Objective: Where a line contains the word "čoveka", copy that line in full.

Data records:
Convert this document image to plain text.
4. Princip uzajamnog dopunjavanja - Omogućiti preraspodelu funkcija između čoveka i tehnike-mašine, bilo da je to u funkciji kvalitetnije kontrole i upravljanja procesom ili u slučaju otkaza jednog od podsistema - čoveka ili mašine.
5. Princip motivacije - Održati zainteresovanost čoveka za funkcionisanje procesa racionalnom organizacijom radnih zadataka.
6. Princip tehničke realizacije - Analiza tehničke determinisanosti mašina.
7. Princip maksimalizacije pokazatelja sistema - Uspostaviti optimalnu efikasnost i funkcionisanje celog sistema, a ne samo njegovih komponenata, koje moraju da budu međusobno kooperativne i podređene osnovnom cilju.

Response:
4. Princip uzajamnog dopunjavanja - Omogućiti preraspodelu funkcija između čoveka i tehnike-mašine, bilo da je to u funkciji kvalitetnije kontrole i upravljanja procesom ili u slučaju otkaza jednog od podsistema - čoveka ili mašine.
5. Princip motivacije - Održati zainteresovanost čoveka za funkcionisanje procesa racionalnom organizacijom radnih zadataka.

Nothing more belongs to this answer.